(Data extracted from a collection)
====================
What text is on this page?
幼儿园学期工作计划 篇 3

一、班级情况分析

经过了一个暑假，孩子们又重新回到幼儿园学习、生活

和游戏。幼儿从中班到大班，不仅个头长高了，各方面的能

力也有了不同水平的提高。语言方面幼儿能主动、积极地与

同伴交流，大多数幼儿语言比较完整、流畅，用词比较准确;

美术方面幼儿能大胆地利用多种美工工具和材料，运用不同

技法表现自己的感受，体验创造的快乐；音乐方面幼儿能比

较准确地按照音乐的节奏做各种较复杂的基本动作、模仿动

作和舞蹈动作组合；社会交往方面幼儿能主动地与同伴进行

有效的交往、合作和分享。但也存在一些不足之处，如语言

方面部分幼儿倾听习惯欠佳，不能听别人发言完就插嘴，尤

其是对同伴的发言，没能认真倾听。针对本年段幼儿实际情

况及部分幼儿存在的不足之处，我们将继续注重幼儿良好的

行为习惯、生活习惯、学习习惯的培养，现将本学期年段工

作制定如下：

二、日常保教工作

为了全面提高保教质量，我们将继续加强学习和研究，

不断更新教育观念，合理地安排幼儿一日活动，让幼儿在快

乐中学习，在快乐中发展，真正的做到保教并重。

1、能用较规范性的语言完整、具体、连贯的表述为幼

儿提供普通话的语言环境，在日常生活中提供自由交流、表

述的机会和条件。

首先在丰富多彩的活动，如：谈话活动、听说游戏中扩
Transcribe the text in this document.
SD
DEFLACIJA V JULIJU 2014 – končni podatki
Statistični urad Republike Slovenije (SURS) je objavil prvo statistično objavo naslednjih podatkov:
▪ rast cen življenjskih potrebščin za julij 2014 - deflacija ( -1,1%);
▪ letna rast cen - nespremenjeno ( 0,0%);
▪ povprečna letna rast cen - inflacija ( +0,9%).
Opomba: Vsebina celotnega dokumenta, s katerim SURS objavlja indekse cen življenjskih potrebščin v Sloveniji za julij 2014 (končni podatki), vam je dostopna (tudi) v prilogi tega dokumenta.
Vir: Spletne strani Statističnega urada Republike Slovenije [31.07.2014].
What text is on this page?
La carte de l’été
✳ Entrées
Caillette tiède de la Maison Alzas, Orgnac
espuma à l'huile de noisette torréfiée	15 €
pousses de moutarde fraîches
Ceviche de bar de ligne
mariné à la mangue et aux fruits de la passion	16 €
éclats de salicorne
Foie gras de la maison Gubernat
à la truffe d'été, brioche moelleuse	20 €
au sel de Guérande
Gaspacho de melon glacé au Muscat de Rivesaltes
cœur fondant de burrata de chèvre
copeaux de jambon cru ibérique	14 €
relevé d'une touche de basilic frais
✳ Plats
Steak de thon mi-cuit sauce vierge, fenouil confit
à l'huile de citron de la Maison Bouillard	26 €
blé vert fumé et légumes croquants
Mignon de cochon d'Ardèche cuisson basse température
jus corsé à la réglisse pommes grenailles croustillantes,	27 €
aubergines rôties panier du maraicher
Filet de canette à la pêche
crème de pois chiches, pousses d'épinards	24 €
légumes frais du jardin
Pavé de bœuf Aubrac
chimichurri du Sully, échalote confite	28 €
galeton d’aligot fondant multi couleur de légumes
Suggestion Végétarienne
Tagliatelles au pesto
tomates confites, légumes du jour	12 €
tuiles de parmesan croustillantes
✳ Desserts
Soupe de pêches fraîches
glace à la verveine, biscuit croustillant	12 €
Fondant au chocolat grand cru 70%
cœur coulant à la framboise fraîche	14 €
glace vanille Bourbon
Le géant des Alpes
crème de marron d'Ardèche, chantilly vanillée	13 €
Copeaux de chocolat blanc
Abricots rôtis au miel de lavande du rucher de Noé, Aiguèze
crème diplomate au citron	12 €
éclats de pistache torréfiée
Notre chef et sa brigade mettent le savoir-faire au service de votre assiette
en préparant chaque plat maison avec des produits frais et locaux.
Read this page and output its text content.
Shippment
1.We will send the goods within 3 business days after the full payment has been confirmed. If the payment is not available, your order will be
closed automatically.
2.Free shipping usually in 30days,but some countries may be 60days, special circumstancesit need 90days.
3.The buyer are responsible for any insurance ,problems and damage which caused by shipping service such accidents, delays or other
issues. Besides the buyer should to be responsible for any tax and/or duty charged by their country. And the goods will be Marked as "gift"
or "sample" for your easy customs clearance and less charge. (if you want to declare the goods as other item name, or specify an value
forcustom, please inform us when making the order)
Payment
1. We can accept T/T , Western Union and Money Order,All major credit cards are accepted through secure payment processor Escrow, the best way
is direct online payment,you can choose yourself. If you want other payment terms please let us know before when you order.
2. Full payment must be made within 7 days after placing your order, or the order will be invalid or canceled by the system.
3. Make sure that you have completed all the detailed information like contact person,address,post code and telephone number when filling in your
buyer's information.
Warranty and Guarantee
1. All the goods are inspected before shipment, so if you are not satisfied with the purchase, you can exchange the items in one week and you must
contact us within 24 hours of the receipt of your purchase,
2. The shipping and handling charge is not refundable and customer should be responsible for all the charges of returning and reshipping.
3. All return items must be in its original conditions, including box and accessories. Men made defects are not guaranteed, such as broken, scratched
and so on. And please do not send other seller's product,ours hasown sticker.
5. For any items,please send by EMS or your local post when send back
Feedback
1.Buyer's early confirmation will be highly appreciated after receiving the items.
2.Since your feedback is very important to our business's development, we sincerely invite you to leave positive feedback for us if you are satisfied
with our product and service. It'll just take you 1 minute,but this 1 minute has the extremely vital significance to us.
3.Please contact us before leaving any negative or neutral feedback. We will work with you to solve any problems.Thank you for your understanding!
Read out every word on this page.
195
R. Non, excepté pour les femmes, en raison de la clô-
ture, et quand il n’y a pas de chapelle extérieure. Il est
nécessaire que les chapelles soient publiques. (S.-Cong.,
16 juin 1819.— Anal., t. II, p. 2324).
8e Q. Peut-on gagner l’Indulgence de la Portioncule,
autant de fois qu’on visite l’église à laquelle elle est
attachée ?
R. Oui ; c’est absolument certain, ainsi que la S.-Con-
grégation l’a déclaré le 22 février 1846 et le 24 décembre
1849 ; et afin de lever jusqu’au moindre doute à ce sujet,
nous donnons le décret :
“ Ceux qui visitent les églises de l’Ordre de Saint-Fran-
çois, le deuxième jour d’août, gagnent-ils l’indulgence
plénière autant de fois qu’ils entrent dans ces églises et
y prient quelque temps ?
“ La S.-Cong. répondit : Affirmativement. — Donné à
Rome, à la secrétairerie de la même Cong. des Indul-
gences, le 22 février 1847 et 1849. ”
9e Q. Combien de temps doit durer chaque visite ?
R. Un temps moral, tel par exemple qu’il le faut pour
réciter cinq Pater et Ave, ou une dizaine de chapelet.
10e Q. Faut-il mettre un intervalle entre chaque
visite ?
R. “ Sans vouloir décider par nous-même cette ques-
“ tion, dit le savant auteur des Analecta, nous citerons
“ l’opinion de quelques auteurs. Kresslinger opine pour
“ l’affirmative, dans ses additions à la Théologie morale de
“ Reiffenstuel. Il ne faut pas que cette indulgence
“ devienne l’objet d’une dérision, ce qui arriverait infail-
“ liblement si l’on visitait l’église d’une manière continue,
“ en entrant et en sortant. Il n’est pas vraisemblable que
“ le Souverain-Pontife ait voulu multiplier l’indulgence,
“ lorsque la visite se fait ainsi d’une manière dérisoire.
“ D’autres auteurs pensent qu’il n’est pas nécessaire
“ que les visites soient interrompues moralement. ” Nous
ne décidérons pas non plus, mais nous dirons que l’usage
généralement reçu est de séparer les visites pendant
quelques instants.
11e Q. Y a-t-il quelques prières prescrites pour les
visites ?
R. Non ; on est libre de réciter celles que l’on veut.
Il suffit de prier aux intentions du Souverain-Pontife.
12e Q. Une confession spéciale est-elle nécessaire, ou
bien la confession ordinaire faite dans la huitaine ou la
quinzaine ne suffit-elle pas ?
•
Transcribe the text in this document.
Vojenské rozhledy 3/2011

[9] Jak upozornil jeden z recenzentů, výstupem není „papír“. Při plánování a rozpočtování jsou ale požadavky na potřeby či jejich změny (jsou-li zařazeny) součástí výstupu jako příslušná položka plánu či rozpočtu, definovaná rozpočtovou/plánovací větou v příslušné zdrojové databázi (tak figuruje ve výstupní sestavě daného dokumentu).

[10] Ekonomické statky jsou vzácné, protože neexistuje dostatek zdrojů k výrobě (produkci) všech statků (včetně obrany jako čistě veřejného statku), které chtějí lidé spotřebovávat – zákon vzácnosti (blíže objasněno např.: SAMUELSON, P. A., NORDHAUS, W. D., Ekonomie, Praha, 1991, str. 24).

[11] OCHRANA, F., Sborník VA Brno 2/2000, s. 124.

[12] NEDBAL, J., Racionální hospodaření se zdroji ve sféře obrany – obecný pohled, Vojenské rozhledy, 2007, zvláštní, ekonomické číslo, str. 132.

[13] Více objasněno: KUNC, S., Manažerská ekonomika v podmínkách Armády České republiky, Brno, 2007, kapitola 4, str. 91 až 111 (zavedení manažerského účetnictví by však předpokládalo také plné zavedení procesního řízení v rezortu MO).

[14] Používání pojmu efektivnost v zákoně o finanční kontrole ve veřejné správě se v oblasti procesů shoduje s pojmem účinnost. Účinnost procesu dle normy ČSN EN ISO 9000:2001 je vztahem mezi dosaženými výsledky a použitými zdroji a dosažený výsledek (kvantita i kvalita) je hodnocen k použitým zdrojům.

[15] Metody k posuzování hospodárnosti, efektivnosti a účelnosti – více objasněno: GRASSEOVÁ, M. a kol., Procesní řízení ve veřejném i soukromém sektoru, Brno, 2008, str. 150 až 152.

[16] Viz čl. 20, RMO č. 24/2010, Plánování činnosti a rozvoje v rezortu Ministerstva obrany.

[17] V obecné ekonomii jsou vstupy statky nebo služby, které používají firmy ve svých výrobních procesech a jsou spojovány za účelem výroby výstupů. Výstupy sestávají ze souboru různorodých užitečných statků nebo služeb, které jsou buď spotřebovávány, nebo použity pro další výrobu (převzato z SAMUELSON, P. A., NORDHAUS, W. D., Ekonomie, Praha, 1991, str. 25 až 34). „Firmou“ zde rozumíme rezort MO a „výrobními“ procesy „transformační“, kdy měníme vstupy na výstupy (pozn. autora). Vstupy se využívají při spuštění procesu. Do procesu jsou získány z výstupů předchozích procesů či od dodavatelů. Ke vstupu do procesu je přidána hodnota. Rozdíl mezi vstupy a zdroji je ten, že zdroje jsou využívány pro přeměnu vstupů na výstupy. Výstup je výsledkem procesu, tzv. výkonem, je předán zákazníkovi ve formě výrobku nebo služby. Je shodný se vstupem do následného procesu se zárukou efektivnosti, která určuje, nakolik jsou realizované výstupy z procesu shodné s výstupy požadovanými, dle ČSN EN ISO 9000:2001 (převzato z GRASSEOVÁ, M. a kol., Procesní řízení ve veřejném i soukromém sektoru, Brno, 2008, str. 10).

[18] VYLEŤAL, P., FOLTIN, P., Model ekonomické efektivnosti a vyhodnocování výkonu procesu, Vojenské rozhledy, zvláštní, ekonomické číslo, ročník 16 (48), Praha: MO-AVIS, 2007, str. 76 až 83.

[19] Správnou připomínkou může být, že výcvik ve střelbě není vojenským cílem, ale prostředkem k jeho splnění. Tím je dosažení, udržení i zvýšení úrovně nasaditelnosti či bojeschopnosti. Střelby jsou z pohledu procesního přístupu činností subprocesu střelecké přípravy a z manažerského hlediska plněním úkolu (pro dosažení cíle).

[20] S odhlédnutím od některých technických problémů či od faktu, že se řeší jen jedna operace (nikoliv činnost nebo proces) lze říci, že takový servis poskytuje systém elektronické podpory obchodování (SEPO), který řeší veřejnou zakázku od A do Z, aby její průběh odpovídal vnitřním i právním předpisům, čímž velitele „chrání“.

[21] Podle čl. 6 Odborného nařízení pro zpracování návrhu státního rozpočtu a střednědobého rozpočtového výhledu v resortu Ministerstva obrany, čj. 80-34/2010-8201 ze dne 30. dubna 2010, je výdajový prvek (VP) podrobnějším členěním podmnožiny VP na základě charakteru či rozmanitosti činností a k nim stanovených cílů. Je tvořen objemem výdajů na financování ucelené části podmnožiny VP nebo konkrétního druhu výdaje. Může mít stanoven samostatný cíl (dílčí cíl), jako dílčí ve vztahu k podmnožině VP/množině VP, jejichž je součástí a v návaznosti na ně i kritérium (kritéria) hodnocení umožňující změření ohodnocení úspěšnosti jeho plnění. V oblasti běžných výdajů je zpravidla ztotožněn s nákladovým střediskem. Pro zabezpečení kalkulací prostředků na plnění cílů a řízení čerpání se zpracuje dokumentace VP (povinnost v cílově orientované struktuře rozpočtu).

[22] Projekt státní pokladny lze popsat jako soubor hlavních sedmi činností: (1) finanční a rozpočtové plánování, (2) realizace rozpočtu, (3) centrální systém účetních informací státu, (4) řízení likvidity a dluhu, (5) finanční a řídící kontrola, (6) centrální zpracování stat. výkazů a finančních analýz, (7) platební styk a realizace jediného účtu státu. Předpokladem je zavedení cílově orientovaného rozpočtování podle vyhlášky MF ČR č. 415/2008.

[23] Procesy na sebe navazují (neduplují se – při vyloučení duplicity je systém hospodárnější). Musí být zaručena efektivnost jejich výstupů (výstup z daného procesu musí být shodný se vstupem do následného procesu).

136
====================
Each line in the listing above either holds the string "frais" or does not; state how many do, giving the number only.

3